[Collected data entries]
>>>

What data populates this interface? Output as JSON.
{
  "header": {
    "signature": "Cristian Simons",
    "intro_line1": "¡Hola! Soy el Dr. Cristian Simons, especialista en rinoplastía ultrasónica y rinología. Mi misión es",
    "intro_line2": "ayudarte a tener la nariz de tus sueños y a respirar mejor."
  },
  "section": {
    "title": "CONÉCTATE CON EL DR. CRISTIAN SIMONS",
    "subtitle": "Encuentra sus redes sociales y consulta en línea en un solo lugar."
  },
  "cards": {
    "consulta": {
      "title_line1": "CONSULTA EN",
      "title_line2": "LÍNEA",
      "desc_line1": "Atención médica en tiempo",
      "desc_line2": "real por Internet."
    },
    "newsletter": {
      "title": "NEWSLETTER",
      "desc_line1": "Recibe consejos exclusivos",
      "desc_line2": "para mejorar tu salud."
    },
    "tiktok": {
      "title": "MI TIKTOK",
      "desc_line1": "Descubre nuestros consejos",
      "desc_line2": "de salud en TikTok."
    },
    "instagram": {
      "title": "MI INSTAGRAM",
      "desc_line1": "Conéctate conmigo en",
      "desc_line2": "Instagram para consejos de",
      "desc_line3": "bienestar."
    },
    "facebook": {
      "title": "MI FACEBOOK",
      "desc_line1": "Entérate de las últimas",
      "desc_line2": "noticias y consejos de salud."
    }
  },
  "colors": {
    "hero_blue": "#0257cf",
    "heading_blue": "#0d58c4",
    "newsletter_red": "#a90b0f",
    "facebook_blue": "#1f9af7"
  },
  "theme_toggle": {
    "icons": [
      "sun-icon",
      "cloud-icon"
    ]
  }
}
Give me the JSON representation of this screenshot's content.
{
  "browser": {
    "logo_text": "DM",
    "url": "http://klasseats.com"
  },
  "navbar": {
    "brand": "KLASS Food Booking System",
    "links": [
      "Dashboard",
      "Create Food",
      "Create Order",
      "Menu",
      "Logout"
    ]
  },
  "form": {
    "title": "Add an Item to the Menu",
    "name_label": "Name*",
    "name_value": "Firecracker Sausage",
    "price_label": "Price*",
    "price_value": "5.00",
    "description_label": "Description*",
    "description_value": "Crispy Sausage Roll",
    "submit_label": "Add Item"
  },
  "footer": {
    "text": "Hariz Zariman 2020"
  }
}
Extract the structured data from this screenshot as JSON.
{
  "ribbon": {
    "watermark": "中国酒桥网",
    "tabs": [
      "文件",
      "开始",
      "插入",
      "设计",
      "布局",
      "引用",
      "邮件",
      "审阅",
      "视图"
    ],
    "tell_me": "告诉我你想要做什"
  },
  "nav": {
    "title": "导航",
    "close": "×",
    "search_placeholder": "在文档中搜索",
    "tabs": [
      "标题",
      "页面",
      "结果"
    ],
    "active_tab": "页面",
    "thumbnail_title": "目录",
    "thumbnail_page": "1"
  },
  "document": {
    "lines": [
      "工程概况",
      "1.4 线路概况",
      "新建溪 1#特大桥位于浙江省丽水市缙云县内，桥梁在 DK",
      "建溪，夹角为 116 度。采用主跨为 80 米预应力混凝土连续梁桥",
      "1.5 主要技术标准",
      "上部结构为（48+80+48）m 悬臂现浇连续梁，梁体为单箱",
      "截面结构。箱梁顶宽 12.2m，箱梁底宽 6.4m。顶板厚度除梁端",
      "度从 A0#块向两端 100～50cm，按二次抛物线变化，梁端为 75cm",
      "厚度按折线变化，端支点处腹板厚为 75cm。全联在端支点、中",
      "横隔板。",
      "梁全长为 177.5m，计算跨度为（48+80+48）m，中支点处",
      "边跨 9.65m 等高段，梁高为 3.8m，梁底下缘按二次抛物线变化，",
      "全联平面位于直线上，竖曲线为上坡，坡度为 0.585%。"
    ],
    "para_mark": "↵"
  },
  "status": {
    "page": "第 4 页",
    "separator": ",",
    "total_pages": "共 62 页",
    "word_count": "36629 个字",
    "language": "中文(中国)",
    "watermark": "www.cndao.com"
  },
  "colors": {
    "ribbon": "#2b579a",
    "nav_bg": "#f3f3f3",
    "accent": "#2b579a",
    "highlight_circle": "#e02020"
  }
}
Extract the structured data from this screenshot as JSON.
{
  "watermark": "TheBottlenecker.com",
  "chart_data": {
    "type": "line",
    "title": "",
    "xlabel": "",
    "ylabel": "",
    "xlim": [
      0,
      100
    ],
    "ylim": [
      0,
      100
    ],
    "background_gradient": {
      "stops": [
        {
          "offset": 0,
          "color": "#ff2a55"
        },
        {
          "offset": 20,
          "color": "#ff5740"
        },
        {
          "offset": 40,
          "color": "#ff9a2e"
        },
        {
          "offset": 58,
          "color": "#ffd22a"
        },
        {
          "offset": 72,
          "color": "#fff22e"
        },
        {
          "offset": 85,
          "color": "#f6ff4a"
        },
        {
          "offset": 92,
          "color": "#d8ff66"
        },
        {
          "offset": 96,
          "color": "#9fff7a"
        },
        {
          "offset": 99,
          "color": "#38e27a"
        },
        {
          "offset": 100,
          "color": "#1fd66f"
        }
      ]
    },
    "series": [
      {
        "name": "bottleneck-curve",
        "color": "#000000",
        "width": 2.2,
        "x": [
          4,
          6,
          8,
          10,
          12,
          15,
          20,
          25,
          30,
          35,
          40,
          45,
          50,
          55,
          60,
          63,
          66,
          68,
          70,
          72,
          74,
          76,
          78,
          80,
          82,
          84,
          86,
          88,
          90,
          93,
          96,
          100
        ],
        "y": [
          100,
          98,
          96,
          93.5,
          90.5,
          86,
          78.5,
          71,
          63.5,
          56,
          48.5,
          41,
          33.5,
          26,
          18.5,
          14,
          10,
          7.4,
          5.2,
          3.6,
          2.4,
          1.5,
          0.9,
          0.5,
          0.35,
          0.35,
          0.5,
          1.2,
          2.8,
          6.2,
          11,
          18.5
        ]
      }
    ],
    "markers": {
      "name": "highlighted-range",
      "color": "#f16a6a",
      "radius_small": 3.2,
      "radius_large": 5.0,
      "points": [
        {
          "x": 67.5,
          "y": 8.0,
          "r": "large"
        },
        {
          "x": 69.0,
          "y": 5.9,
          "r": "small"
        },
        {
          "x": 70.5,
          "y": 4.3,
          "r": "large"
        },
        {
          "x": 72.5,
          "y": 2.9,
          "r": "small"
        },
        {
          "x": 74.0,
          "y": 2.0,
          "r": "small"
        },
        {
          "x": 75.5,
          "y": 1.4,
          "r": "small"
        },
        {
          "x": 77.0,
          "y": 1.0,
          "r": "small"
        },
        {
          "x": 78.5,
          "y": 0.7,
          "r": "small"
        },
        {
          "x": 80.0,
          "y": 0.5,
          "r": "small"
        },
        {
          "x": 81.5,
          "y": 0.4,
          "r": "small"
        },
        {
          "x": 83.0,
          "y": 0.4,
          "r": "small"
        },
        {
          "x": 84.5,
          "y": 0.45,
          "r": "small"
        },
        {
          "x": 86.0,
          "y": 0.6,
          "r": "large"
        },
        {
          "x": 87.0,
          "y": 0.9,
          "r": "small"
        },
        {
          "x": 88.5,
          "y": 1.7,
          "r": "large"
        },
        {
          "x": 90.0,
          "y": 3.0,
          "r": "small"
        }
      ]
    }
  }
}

<<<

What the task requires
Output the records verbatim, from the first line to the last.

Solution for this task
What data populates this interface? Output as JSON.
{
  "header": {
    "signature": "Cristian Simons",
    "intro_line1": "¡Hola! Soy el Dr. Cristian Simons, especialista en rinoplastía ultrasónica y rinología. Mi misión es",
    "intro_line2": "ayudarte a tener la nariz de tus sueños y a respirar mejor."
  },
  "section": {
    "title": "CONÉCTATE CON EL DR. CRISTIAN SIMONS",
    "subtitle": "Encuentra sus redes sociales y consulta en línea en un solo lugar."
  },
  "cards": {
    "consulta": {
      "title_line1": "CONSULTA EN",
      "title_line2": "LÍNEA",
      "desc_line1": "Atención médica en tiempo",
      "desc_line2": "real por Internet."
    },
    "newsletter": {
      "title": "NEWSLETTER",
      "desc_line1": "Recibe consejos exclusivos",
      "desc_line2": "para mejorar tu salud."
    },
    "tiktok": {
      "title": "MI TIKTOK",
      "desc_line1": "Descubre nuestros consejos",
      "desc_line2": "de salud en TikTok."
    },
    "instagram": {
      "title": "MI INSTAGRAM",
      "desc_line1": "Conéctate conmigo en",
      "desc_line2": "Instagram para consejos de",
      "desc_line3": "bienestar."
    },
    "facebook": {
      "title": "MI FACEBOOK",
      "desc_line1": "Entérate de las últimas",
      "desc_line2": "noticias y consejos de salud."
    }
  },
  "colors": {
    "hero_blue": "#0257cf",
    "heading_blue": "#0d58c4",
    "newsletter_red": "#a90b0f",
    "facebook_blue": "#1f9af7"
  },
  "theme_toggle": {
    "icons": [
      "sun-icon",
      "cloud-icon"
    ]
  }
}
Give me the JSON representation of this screenshot's content.
{
  "browser": {
    "logo_text": "DM",
    "url": "http://klasseats.com"
  },
  "navbar": {
    "brand": "KLASS Food Booking System",
    "links": [
      "Dashboard",
      "Create Food",
      "Create Order",
      "Menu",
      "Logout"
    ]
  },
  "form": {
    "title": "Add an Item to the Menu",
    "name_label": "Name*",
    "name_value": "Firecracker Sausage",
    "price_label": "Price*",
    "price_value": "5.00",
    "description_label": "Description*",
    "description_value": "Crispy Sausage Roll",
    "submit_label": "Add Item"
  },
  "footer": {
    "text": "Hariz Zariman 2020"
  }
}
Extract the structured data from this screenshot as JSON.
{
  "ribbon": {
    "watermark": "中国酒桥网",
    "tabs": [
      "文件",
      "开始",
      "插入",
      "设计",
      "布局",
      "引用",
      "邮件",
      "审阅",
      "视图"
    ],
    "tell_me": "告诉我你想要做什"
  },
  "nav": {
    "title": "导航",
    "close": "×",
    "search_placeholder": "在文档中搜索",
    "tabs": [
      "标题",
      "页面",
      "结果"
    ],
    "active_tab": "页面",
    "thumbnail_title": "目录",
    "thumbnail_page": "1"
  },
  "document": {
    "lines": [
      "工程概况",
      "1.4 线路概况",
      "新建溪 1#特大桥位于浙江省丽水市缙云县内，桥梁在 DK",
      "建溪，夹角为 116 度。采用主跨为 80 米预应力混凝土连续梁桥",
      "1.5 主要技术标准",
      "上部结构为（48+80+48）m 悬臂现浇连续梁，梁体为单箱",
      "截面结构。箱梁顶宽 12.2m，箱梁底宽 6.4m。顶板厚度除梁端",
      "度从 A0#块向两端 100～50cm，按二次抛物线变化，梁端为 75cm",
      "厚度按折线变化，端支点处腹板厚为 75cm。全联在端支点、中",
      "横隔板。",
      "梁全长为 177.5m，计算跨度为（48+80+48）m，中支点处",
      "边跨 9.65m 等高段，梁高为 3.8m，梁底下缘按二次抛物线变化，",
      "全联平面位于直线上，竖曲线为上坡，坡度为 0.585%。"
    ],
    "para_mark": "↵"
  },
  "status": {
    "page": "第 4 页",
    "separator": ",",
    "total_pages": "共 62 页",
    "word_count": "36629 个字",
    "language": "中文(中国)",
    "watermark": "www.cndao.com"
  },
  "colors": {
    "ribbon": "#2b579a",
    "nav_bg": "#f3f3f3",
    "accent": "#2b579a",
    "highlight_circle": "#e02020"
  }
}
Extract the structured data from this screenshot as JSON.
{
  "watermark": "TheBottlenecker.com",
  "chart_data": {
    "type": "line",
    "title": "",
    "xlabel": "",
    "ylabel": "",
    "xlim": [
      0,
      100
    ],
    "ylim": [
      0,
      100
    ],
    "background_gradient": {
      "stops": [
        {
          "offset": 0,
          "color": "#ff2a55"
        },
        {
          "offset": 20,
          "color": "#ff5740"
        },
        {
          "offset": 40,
          "color": "#ff9a2e"
        },
        {
          "offset": 58,
          "color": "#ffd22a"
        },
        {
          "offset": 72,
          "color": "#fff22e"
        },
        {
          "offset": 85,
          "color": "#f6ff4a"
        },
        {
          "offset": 92,
          "color": "#d8ff66"
        },
        {
          "offset": 96,
          "color": "#9fff7a"
        },
        {
          "offset": 99,
          "color": "#38e27a"
        },
        {
          "offset": 100,
          "color": "#1fd66f"
        }
      ]
    },
    "series": [
      {
        "name": "bottleneck-curve",
        "color": "#000000",
        "width": 2.2,
        "x": [
          4,
          6,
          8,
          10,
          12,
          15,
          20,
          25,
          30,
          35,
          40,
          45,
          50,
          55,
          60,
          63,
          66,
          68,
          70,
          72,
          74,
          76,
          78,
          80,
          82,
          84,
          86,
          88,
          90,
          93,
          96,
          100
        ],
        "y": [
          100,
          98,
          96,
          93.5,
          90.5,
          86,
          78.5,
          71,
          63.5,
          56,
          48.5,
          41,
          33.5,
          26,
          18.5,
          14,
          10,
          7.4,
          5.2,
          3.6,
          2.4,
          1.5,
          0.9,
          0.5,
          0.35,
          0.35,
          0.5,
          1.2,
          2.8,
          6.2,
          11,
          18.5
        ]
      }
    ],
    "markers": {
      "name": "highlighted-range",
      "color": "#f16a6a",
      "radius_small": 3.2,
      "radius_large": 5.0,
      "points": [
        {
          "x": 67.5,
          "y": 8.0,
          "r": "large"
        },
        {
          "x": 69.0,
          "y": 5.9,
          "r": "small"
        },
        {
          "x": 70.5,
          "y": 4.3,
          "r": "large"
        },
        {
          "x": 72.5,
          "y": 2.9,
          "r": "small"
        },
        {
          "x": 74.0,
          "y": 2.0,
          "r": "small"
        },
        {
          "x": 75.5,
          "y": 1.4,
          "r": "small"
        },
        {
          "x": 77.0,
          "y": 1.0,
          "r": "small"
        },
        {
          "x": 78.5,
          "y": 0.7,
          "r": "small"
        },
        {
          "x": 80.0,
          "y": 0.5,
          "r": "small"
        },
        {
          "x": 81.5,
          "y": 0.4,
          "r": "small"
        },
        {
          "x": 83.0,
          "y": 0.4,
          "r": "small"
        },
        {
          "x": 84.5,
          "y": 0.45,
          "r": "small"
        },
        {
          "x": 86.0,
          "y": 0.6,
          "r": "large"
        },
        {
          "x": 87.0,
          "y": 0.9,
          "r": "small"
        },
        {
          "x": 88.5,
          "y": 1.7,
          "r": "large"
        },
        {
          "x": 90.0,
          "y": 3.0,
          "r": "small"
        }
      ]
    }
  }
}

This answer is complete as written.